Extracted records
§ §
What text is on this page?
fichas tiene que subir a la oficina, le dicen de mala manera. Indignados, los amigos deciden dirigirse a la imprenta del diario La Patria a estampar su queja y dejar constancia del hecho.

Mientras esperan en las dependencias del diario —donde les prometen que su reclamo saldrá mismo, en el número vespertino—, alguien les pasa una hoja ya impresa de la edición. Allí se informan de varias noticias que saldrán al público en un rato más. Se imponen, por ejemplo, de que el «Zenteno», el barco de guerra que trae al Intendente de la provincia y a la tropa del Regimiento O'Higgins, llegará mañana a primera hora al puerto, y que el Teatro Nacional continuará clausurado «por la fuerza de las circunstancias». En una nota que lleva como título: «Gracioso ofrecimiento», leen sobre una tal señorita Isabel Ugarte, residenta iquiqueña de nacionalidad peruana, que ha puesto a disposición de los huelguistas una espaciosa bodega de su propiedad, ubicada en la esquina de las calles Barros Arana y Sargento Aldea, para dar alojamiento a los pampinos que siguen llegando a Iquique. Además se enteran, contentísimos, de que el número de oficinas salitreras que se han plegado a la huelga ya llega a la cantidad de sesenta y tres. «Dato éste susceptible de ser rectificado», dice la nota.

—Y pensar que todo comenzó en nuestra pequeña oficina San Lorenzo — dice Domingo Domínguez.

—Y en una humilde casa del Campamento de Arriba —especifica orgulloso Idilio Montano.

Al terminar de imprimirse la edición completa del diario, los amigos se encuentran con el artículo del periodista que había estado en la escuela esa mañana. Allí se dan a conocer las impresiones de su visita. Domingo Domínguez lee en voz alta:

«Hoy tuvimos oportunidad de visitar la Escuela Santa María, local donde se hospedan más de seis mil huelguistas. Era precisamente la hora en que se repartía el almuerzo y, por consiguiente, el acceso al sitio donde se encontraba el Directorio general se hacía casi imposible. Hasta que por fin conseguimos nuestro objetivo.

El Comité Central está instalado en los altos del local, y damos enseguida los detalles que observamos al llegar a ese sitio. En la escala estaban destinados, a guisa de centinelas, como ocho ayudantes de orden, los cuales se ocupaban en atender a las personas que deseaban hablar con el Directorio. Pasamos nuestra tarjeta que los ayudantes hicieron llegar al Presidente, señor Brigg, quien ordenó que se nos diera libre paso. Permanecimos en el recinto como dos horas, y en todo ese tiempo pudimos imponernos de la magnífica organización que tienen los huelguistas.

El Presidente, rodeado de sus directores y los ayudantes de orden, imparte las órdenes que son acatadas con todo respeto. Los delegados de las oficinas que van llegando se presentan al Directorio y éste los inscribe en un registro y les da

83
§ §
Written exercise. Above are some records. Print them all exactly.

The result.
What text is on this page?
fichas tiene que subir a la oficina, le dicen de mala manera. Indignados, los amigos deciden dirigirse a la imprenta del diario La Patria a estampar su queja y dejar constancia del hecho.

Mientras esperan en las dependencias del diario —donde les prometen que su reclamo saldrá mismo, en el número vespertino—, alguien les pasa una hoja ya impresa de la edición. Allí se informan de varias noticias que saldrán al público en un rato más. Se imponen, por ejemplo, de que el «Zenteno», el barco de guerra que trae al Intendente de la provincia y a la tropa del Regimiento O'Higgins, llegará mañana a primera hora al puerto, y que el Teatro Nacional continuará clausurado «por la fuerza de las circunstancias». En una nota que lleva como título: «Gracioso ofrecimiento», leen sobre una tal señorita Isabel Ugarte, residenta iquiqueña de nacionalidad peruana, que ha puesto a disposición de los huelguistas una espaciosa bodega de su propiedad, ubicada en la esquina de las calles Barros Arana y Sargento Aldea, para dar alojamiento a los pampinos que siguen llegando a Iquique. Además se enteran, contentísimos, de que el número de oficinas salitreras que se han plegado a la huelga ya llega a la cantidad de sesenta y tres. «Dato éste susceptible de ser rectificado», dice la nota.

—Y pensar que todo comenzó en nuestra pequeña oficina San Lorenzo — dice Domingo Domínguez.

—Y en una humilde casa del Campamento de Arriba —especifica orgulloso Idilio Montano.

Al terminar de imprimirse la edición completa del diario, los amigos se encuentran con el artículo del periodista que había estado en la escuela esa mañana. Allí se dan a conocer las impresiones de su visita. Domingo Domínguez lee en voz alta:

«Hoy tuvimos oportunidad de visitar la Escuela Santa María, local donde se hospedan más de seis mil huelguistas. Era precisamente la hora en que se repartía el almuerzo y, por consiguiente, el acceso al sitio donde se encontraba el Directorio general se hacía casi imposible. Hasta que por fin conseguimos nuestro objetivo.

El Comité Central está instalado en los altos del local, y damos enseguida los detalles que observamos al llegar a ese sitio. En la escala estaban destinados, a guisa de centinelas, como ocho ayudantes de orden, los cuales se ocupaban en atender a las personas que deseaban hablar con el Directorio. Pasamos nuestra tarjeta que los ayudantes hicieron llegar al Presidente, señor Brigg, quien ordenó que se nos diera libre paso. Permanecimos en el recinto como dos horas, y en todo ese tiempo pudimos imponernos de la magnífica organización que tienen los huelguistas.

El Presidente, rodeado de sus directores y los ayudantes de orden, imparte las órdenes que son acatadas con todo respeto. Los delegados de las oficinas que van llegando se presentan al Directorio y éste los inscribe en un registro y les da

83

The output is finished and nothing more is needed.